__TASK OBJECTIVE__.
Copy out the lines that have "color" in them.

__RECORDS TO PROCESS__.

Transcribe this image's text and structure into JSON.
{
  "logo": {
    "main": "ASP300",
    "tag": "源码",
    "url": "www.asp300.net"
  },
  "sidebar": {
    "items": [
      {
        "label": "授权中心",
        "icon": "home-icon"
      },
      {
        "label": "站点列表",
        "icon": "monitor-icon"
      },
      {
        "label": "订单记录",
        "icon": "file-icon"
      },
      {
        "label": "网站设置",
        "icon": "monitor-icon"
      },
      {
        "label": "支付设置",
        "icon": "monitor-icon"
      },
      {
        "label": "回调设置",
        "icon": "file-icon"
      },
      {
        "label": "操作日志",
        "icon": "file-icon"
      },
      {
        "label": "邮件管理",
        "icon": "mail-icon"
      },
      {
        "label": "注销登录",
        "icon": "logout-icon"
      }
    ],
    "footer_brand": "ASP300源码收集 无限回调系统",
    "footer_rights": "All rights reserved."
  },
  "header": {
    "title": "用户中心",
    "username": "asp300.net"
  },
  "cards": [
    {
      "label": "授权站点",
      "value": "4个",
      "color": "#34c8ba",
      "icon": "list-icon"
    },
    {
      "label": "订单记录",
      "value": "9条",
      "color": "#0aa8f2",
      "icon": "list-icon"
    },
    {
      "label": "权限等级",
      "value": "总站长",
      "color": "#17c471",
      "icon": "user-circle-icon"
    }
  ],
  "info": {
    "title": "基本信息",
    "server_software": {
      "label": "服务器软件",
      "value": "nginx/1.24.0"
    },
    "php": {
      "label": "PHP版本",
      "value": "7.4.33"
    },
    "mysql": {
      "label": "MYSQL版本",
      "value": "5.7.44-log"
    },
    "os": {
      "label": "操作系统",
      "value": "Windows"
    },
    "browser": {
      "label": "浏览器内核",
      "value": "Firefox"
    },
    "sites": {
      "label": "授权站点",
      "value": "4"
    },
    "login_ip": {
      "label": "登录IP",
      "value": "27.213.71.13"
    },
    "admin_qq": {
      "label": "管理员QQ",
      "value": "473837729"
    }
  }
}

__ANSWER TO THE PROBLEM__.
      "color": "#34c8ba",
      "color": "#0aa8f2",
      "color": "#17c471",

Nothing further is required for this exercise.